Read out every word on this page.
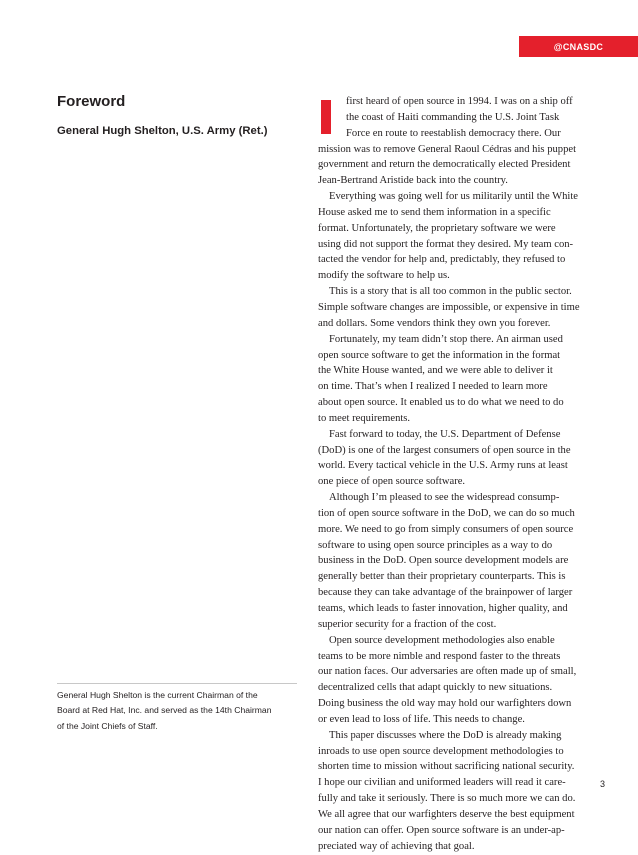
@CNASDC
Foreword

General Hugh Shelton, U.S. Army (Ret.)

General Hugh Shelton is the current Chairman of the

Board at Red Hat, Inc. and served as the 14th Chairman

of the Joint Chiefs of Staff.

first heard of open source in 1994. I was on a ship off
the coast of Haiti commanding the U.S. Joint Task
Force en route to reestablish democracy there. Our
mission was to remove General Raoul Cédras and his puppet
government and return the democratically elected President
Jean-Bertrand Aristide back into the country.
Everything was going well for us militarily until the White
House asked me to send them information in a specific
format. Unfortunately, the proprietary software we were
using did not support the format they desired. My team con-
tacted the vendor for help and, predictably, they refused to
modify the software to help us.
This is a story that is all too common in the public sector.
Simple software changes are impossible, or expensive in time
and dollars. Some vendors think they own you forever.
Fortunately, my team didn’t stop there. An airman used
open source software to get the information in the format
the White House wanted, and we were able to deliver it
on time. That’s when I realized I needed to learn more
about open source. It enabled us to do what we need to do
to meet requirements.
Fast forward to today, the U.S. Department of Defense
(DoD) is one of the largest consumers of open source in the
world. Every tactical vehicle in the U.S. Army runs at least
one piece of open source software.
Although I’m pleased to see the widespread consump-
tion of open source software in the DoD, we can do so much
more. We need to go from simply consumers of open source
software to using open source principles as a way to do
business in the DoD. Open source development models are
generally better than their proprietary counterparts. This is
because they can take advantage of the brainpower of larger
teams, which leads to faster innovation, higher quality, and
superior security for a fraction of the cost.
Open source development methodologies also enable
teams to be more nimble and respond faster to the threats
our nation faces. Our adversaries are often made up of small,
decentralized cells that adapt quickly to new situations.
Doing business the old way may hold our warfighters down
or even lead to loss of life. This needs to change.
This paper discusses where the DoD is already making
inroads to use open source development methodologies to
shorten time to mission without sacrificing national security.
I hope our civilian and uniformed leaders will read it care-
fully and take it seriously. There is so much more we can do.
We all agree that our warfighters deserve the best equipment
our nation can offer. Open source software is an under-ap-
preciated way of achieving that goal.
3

________________

Task to carry out
Each entry above must be set down word for word; none of its pictures belong in the copy.

Final answer
Read out every word on this page.
@CNASDC
Foreword

General Hugh Shelton, U.S. Army (Ret.)

General Hugh Shelton is the current Chairman of the

Board at Red Hat, Inc. and served as the 14th Chairman

of the Joint Chiefs of Staff.

first heard of open source in 1994. I was on a ship off
the coast of Haiti commanding the U.S. Joint Task
Force en route to reestablish democracy there. Our
mission was to remove General Raoul Cédras and his puppet
government and return the democratically elected President
Jean-Bertrand Aristide back into the country.
Everything was going well for us militarily until the White
House asked me to send them information in a specific
format. Unfortunately, the proprietary software we were
using did not support the format they desired. My team con-
tacted the vendor for help and, predictably, they refused to
modify the software to help us.
This is a story that is all too common in the public sector.
Simple software changes are impossible, or expensive in time
and dollars. Some vendors think they own you forever.
Fortunately, my team didn’t stop there. An airman used
open source software to get the information in the format
the White House wanted, and we were able to deliver it
on time. That’s when I realized I needed to learn more
about open source. It enabled us to do what we need to do
to meet requirements.
Fast forward to today, the U.S. Department of Defense
(DoD) is one of the largest consumers of open source in the
world. Every tactical vehicle in the U.S. Army runs at least
one piece of open source software.
Although I’m pleased to see the widespread consump-
tion of open source software in the DoD, we can do so much
more. We need to go from simply consumers of open source
software to using open source principles as a way to do
business in the DoD. Open source development models are
generally better than their proprietary counterparts. This is
because they can take advantage of the brainpower of larger
teams, which leads to faster innovation, higher quality, and
superior security for a fraction of the cost.
Open source development methodologies also enable
teams to be more nimble and respond faster to the threats
our nation faces. Our adversaries are often made up of small,
decentralized cells that adapt quickly to new situations.
Doing business the old way may hold our warfighters down
or even lead to loss of life. This needs to change.
This paper discusses where the DoD is already making
inroads to use open source development methodologies to
shorten time to mission without sacrificing national security.
I hope our civilian and uniformed leaders will read it care-
fully and take it seriously. There is so much more we can do.
We all agree that our warfighters deserve the best equipment
our nation can offer. Open source software is an under-ap-
preciated way of achieving that goal.
3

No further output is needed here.